## JOB
Check each line for the string "content". Give only the count of lines that have it.

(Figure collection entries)
•••

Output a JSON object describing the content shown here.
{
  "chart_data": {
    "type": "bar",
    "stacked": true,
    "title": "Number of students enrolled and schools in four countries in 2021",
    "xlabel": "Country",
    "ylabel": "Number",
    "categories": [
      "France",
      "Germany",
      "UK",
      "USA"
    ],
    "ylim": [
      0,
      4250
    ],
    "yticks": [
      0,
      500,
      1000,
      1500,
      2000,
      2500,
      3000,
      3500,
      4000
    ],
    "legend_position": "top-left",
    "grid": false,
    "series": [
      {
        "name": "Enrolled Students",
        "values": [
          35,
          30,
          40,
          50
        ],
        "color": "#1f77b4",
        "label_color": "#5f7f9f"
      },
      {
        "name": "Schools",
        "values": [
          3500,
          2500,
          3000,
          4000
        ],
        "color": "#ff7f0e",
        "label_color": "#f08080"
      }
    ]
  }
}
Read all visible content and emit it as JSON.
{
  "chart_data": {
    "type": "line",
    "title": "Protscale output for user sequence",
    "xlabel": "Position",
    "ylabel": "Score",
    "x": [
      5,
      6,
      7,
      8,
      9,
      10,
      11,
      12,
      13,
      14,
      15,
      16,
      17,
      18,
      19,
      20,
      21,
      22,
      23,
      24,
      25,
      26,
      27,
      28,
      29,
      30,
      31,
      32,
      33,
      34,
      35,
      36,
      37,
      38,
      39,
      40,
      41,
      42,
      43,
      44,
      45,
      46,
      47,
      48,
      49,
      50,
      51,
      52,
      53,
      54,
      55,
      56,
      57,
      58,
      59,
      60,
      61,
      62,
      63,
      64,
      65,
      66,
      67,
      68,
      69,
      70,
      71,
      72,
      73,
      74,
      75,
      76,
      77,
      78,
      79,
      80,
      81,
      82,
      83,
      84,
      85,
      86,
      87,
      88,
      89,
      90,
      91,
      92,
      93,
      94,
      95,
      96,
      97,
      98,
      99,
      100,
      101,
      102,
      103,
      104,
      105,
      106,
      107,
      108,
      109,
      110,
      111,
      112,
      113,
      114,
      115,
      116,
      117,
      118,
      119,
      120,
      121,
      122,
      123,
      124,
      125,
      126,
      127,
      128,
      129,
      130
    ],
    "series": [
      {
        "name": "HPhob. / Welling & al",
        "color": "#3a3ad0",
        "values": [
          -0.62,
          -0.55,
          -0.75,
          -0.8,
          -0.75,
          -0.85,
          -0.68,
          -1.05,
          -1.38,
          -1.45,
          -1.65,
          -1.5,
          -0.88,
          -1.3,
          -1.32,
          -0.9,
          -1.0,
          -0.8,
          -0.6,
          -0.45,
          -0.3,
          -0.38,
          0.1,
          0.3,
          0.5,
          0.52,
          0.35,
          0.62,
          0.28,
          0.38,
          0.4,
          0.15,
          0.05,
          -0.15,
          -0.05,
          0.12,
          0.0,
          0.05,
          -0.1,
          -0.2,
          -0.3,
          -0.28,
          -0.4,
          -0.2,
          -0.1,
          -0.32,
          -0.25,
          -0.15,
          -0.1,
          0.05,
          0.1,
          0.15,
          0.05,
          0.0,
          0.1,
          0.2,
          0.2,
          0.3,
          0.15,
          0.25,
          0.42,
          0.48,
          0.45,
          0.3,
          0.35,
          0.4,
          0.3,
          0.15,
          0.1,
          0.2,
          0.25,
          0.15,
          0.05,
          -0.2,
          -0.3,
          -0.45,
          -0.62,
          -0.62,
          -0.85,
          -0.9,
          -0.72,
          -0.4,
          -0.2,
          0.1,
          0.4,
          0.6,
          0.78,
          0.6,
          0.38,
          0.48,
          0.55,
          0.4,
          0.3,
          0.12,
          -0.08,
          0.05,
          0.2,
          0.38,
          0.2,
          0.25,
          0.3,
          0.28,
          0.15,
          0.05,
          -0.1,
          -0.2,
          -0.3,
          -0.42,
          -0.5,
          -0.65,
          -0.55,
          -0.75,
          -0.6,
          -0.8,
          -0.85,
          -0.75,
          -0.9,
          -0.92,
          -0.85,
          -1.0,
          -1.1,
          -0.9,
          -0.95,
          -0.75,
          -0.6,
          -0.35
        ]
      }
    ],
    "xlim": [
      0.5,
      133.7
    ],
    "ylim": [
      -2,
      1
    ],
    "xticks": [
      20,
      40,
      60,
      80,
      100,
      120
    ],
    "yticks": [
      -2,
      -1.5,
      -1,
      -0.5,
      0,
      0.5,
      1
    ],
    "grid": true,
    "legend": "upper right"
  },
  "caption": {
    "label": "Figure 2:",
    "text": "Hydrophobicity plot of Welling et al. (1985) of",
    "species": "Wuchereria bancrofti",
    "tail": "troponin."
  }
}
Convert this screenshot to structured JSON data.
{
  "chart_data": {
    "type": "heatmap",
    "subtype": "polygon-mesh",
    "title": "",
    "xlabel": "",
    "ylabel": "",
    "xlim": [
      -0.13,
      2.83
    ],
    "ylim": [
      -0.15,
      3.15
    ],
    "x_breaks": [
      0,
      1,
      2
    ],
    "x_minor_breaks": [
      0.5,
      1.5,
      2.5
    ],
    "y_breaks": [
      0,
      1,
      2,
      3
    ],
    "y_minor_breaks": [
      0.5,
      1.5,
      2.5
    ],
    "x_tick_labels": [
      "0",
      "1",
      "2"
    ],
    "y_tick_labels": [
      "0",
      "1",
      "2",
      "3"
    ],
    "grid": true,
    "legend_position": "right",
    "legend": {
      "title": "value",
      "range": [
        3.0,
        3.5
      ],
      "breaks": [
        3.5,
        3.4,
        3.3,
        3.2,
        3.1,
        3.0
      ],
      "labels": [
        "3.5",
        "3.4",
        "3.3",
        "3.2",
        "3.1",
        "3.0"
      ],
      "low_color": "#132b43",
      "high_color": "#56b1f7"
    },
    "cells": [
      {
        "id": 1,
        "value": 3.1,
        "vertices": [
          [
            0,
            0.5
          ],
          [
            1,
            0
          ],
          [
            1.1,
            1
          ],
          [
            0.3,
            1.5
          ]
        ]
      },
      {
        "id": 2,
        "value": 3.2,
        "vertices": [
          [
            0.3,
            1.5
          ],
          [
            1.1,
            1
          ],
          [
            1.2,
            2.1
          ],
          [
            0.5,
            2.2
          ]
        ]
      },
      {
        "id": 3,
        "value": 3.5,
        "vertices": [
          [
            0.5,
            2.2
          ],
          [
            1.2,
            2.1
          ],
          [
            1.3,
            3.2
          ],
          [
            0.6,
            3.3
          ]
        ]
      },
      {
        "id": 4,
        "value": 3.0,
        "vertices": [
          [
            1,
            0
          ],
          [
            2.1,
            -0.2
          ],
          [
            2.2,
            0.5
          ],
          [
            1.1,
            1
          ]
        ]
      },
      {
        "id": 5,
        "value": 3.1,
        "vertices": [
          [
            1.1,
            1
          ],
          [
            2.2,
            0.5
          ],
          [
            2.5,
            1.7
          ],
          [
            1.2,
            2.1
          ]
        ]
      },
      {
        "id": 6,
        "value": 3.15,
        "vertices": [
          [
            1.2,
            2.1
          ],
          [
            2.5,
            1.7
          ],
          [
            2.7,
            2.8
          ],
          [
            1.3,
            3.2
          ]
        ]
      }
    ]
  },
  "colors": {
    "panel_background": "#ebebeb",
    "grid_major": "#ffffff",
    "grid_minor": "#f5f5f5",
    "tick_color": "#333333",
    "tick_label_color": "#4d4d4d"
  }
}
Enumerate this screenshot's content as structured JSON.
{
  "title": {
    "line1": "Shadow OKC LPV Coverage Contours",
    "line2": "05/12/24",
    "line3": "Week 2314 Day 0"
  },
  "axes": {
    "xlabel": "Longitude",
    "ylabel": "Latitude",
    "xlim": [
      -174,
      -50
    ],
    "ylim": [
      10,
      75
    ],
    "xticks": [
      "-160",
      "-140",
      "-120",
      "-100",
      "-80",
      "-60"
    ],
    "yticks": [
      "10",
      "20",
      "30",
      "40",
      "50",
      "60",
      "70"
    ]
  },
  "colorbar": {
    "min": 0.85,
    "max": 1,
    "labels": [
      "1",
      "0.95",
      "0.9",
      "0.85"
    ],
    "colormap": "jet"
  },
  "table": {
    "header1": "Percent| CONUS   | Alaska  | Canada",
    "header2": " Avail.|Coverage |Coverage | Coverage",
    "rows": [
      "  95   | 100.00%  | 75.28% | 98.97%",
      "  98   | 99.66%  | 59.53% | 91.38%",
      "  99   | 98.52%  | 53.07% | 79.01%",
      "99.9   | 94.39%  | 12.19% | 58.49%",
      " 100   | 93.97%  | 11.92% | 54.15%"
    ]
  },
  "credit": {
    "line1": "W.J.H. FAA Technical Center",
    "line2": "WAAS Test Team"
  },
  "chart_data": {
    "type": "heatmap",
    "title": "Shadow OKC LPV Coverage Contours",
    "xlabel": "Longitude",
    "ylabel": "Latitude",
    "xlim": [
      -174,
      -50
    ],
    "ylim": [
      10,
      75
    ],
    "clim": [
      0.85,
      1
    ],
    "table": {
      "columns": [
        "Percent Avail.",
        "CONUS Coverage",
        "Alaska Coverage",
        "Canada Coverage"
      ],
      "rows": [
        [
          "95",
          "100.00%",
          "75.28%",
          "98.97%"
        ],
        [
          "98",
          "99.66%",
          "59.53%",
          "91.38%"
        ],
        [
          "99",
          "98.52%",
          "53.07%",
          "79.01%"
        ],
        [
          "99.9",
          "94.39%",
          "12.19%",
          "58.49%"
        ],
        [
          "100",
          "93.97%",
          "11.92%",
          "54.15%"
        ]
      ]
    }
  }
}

•••

## TASK RESPONSE
3